→ **Page transcription entries**:
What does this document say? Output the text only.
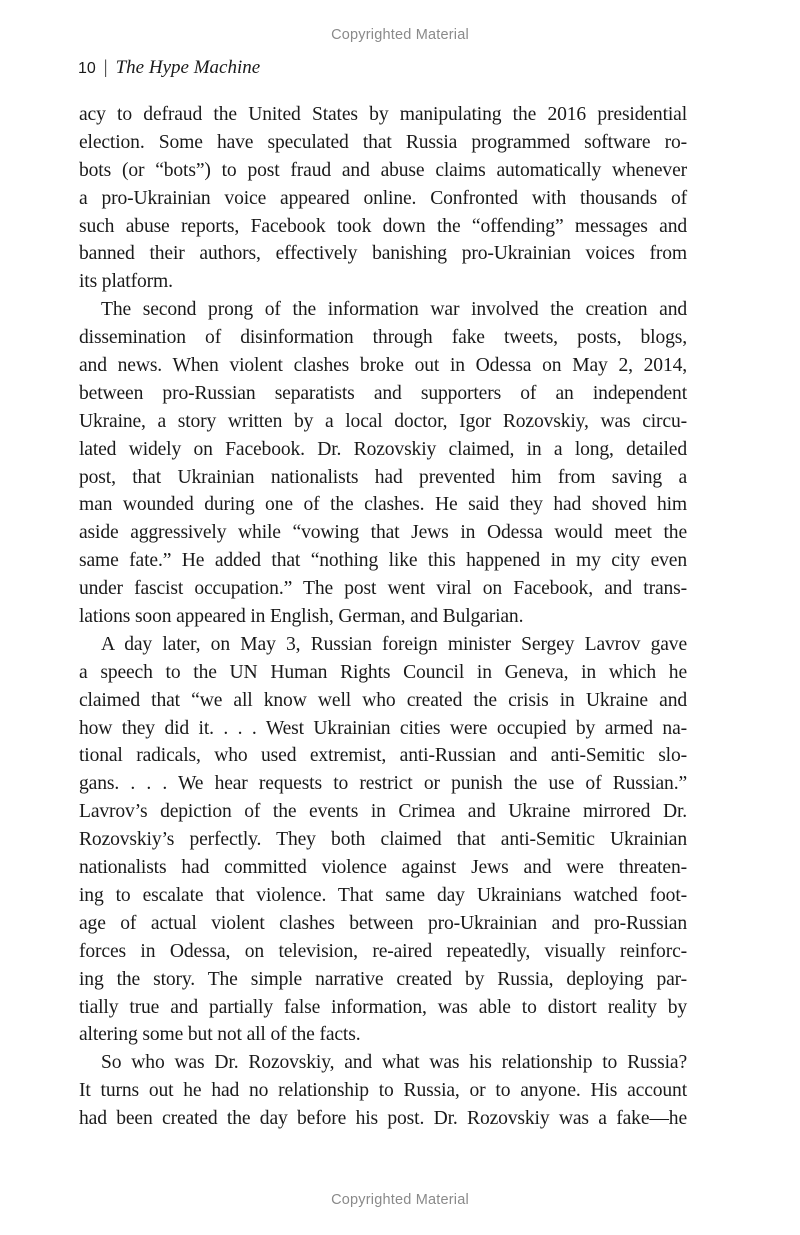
Copyrighted Material
10 | The Hype Machine
acy to defraud the United States by manipulating the 2016 presidential
election. Some have speculated that Russia programmed software ro-
bots (or “bots”) to post fraud and abuse claims automatically whenever
a pro-Ukrainian voice appeared online. Confronted with thousands of
such abuse reports, Facebook took down the “offending” messages and
banned their authors, effectively banishing pro-Ukrainian voices from
its platform.
The second prong of the information war involved the creation and
dissemination of disinformation through fake tweets, posts, blogs,
and news. When violent clashes broke out in Odessa on May 2, 2014,
between pro-Russian separatists and supporters of an independent
Ukraine, a story written by a local doctor, Igor Rozovskiy, was circu-
lated widely on Facebook. Dr. Rozovskiy claimed, in a long, detailed
post, that Ukrainian nationalists had prevented him from saving a
man wounded during one of the clashes. He said they had shoved him
aside aggressively while “vowing that Jews in Odessa would meet the
same fate.” He added that “nothing like this happened in my city even
under fascist occupation.” The post went viral on Facebook, and trans-
lations soon appeared in English, German, and Bulgarian.
A day later, on May 3, Russian foreign minister Sergey Lavrov gave
a speech to the UN Human Rights Council in Geneva, in which he
claimed that “we all know well who created the crisis in Ukraine and
how they did it. . . . West Ukrainian cities were occupied by armed na-
tional radicals, who used extremist, anti-Russian and anti-Semitic slo-
gans. . . . We hear requests to restrict or punish the use of Russian.”
Lavrov’s depiction of the events in Crimea and Ukraine mirrored Dr.
Rozovskiy’s perfectly. They both claimed that anti-Semitic Ukrainian
nationalists had committed violence against Jews and were threaten-
ing to escalate that violence. That same day Ukrainians watched foot-
age of actual violent clashes between pro-Ukrainian and pro-Russian
forces in Odessa, on television, re-aired repeatedly, visually reinforc-
ing the story. The simple narrative created by Russia, deploying par-
tially true and partially false information, was able to distort reality by
altering some but not all of the facts.
So who was Dr. Rozovskiy, and what was his relationship to Russia?
It turns out he had no relationship to Russia, or to anyone. His account
had been created the day before his post. Dr. Rozovskiy was a fake—he
Copyrighted Material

→ **What is required**: Every line of the records containing the word "Facebook" must appear in the answer.

→ **Result for this exercise**:
such abuse reports, Facebook took down the “offending” messages and
lated widely on Facebook. Dr. Rozovskiy claimed, in a long, detailed
under fascist occupation.” The post went viral on Facebook, and trans-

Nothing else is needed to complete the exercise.